Written request:
Filter this data down to the lines that hold "Black", and copy them.

start Material for this exercise

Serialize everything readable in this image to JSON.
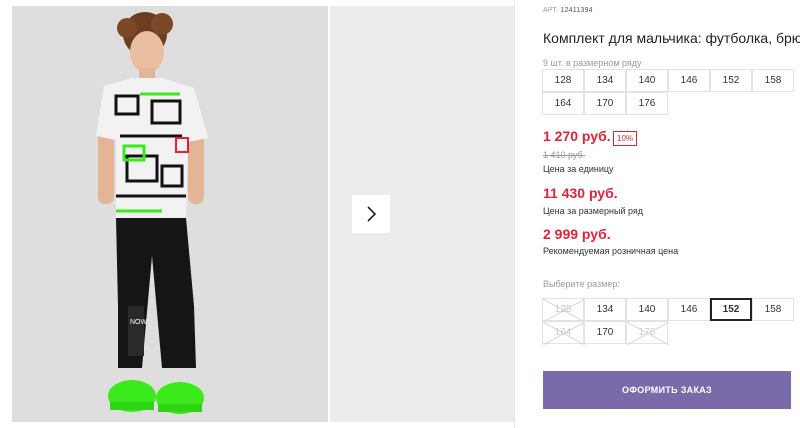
{
  "product": {
    "art_label": "АРТ.",
    "art_number": "12411394",
    "title": "Комплект для мальчика: футболка, брюки"
  },
  "size_range": {
    "label": "9 шт. в размерном ряду",
    "sizes": [
      "128",
      "134",
      "140",
      "146",
      "152",
      "158",
      "164",
      "170",
      "176"
    ]
  },
  "prices": {
    "unit_price": "1 270 руб.",
    "discount": "10%",
    "old_price": "1 410 руб.",
    "unit_caption": "Цена за единицу",
    "range_price": "11 430 руб.",
    "range_caption": "Цена за размерный ряд",
    "retail_price": "2 999 руб.",
    "retail_caption": "Рекомендуемая розничная цена"
  },
  "size_select": {
    "label": "Выберите размер:",
    "options": [
      {
        "size": "128",
        "available": false,
        "selected": false
      },
      {
        "size": "134",
        "available": true,
        "selected": false
      },
      {
        "size": "140",
        "available": true,
        "selected": false
      },
      {
        "size": "146",
        "available": true,
        "selected": false
      },
      {
        "size": "152",
        "available": true,
        "selected": true
      },
      {
        "size": "158",
        "available": true,
        "selected": false
      },
      {
        "size": "164",
        "available": false,
        "selected": false
      },
      {
        "size": "170",
        "available": true,
        "selected": false
      },
      {
        "size": "176",
        "available": false,
        "selected": false
      }
    ]
  },
  "order_button": {
    "label": "ОФОРМИТЬ ЗАКАЗ"
  },
  "colors": {
    "price_red": "#e3223a",
    "button_purple": "#7b6aa9",
    "shoe_green": "#3bea1a"
  },
  "icons": {
    "next": "chevron-right-icon"
  }
}
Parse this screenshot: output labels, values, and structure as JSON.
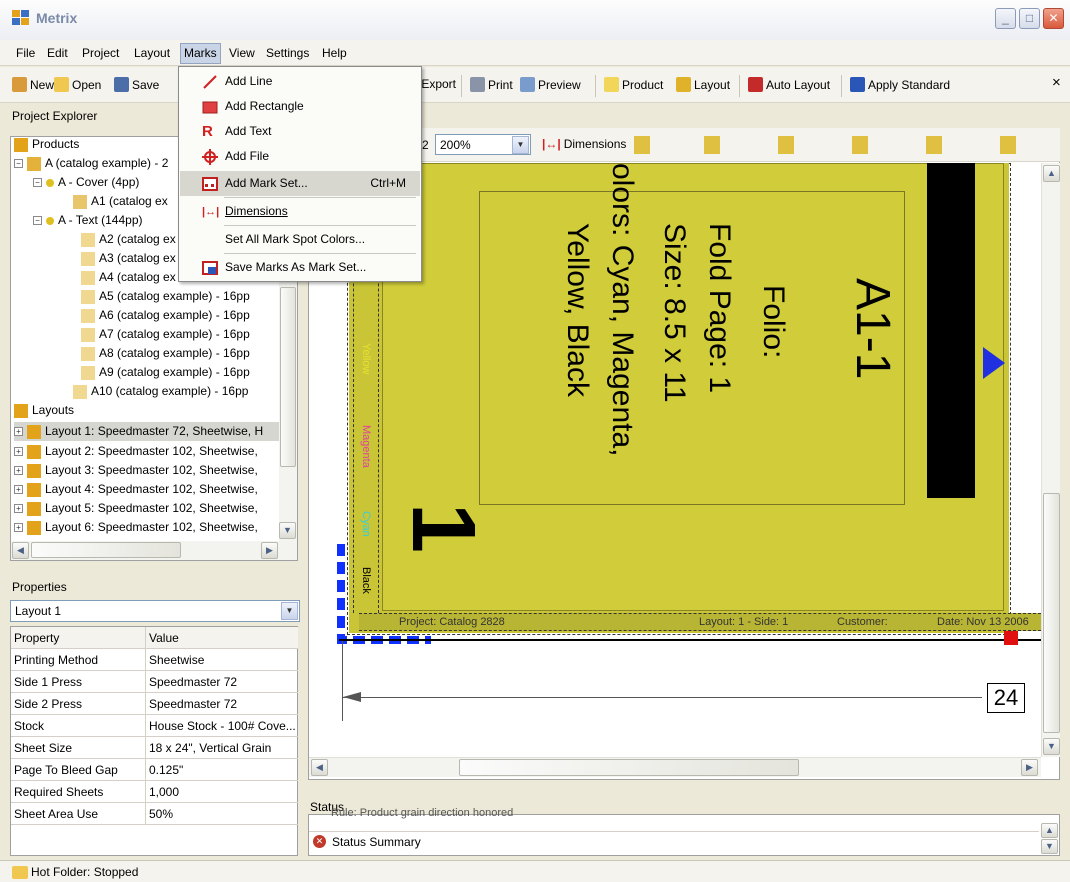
{
  "window": {
    "title": "Metrix"
  },
  "menubar": [
    "File",
    "Edit",
    "Project",
    "Layout",
    "Marks",
    "View",
    "Settings",
    "Help"
  ],
  "toolbar": {
    "new": "New",
    "open": "Open",
    "save": "Save",
    "export": "Export",
    "print": "Print",
    "preview": "Preview",
    "product": "Product",
    "layout": "Layout",
    "auto_layout": "Auto Layout",
    "apply_standard": "Apply Standard",
    "close": "×"
  },
  "marks_menu": {
    "add_line": "Add Line",
    "add_rectangle": "Add Rectangle",
    "add_text": "Add Text",
    "add_file": "Add File",
    "add_mark_set": "Add Mark Set...",
    "add_mark_set_shortcut": "Ctrl+M",
    "dimensions": "Dimensions",
    "set_spot_colors": "Set All Mark Spot Colors...",
    "save_marks": "Save Marks As Mark Set..."
  },
  "project_explorer": {
    "title": "Project Explorer",
    "products_label": "Products",
    "product_a": "A (catalog example) - 2",
    "cover": "A - Cover (4pp)",
    "a1": "A1 (catalog ex",
    "text": "A - Text (144pp)",
    "pages": [
      "A2 (catalog ex",
      "A3 (catalog ex",
      "A4 (catalog ex",
      "A5 (catalog example) - 16pp",
      "A6 (catalog example) - 16pp",
      "A7 (catalog example) - 16pp",
      "A8 (catalog example) - 16pp",
      "A9 (catalog example) - 16pp",
      "A10 (catalog example) - 16pp"
    ],
    "layouts_label": "Layouts",
    "layouts": [
      "Layout 1: Speedmaster 72, Sheetwise, H",
      "Layout 2: Speedmaster 102, Sheetwise,",
      "Layout 3: Speedmaster 102, Sheetwise,",
      "Layout 4: Speedmaster 102, Sheetwise,",
      "Layout 5: Speedmaster 102, Sheetwise,",
      "Layout 6: Speedmaster 102, Sheetwise,"
    ]
  },
  "properties": {
    "title": "Properties",
    "selected": "Layout 1",
    "header": {
      "property": "Property",
      "value": "Value"
    },
    "rows": [
      {
        "k": "Printing Method",
        "v": "Sheetwise"
      },
      {
        "k": "Side 1 Press",
        "v": "Speedmaster 72"
      },
      {
        "k": "Side 2 Press",
        "v": "Speedmaster 72"
      },
      {
        "k": "Stock",
        "v": "House Stock - 100# Cove..."
      },
      {
        "k": "Sheet Size",
        "v": "18 x 24\", Vertical Grain"
      },
      {
        "k": "Page To Bleed Gap",
        "v": "0.125\""
      },
      {
        "k": "Required Sheets",
        "v": "1,000"
      },
      {
        "k": "Sheet Area Use",
        "v": "50%"
      }
    ]
  },
  "canvas_toolbar": {
    "zoom_prefix": "2",
    "zoom": "200%",
    "dimensions": "Dimensions"
  },
  "page": {
    "id": "A1-1",
    "folio": "Folio:",
    "fold_page": "Fold Page: 1",
    "size": "Size: 8.5 x 11",
    "colors_line1": "olors: Cyan, Magenta,",
    "colors_line2": "Yellow, Black",
    "big_number": "1",
    "bar_labels": {
      "yellow": "Yellow",
      "magenta": "Magenta",
      "cyan": "Cyan",
      "black": "Black"
    },
    "bottom_info": {
      "project": "Project: Catalog 2828",
      "layout": "Layout: 1 - Side: 1",
      "customer": "Customer:",
      "date": "Date: Nov 13 2006"
    },
    "dimension_value": "24"
  },
  "status": {
    "title": "Status",
    "cut_row": "Rule: Product grain direction honored",
    "summary": "Status Summary"
  },
  "bottom": {
    "hot_folder": "Hot Folder: Stopped"
  }
}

end Material for this exercise

Problem solution:
    "colors_line2": "Yellow, Black",
      "black": "Black"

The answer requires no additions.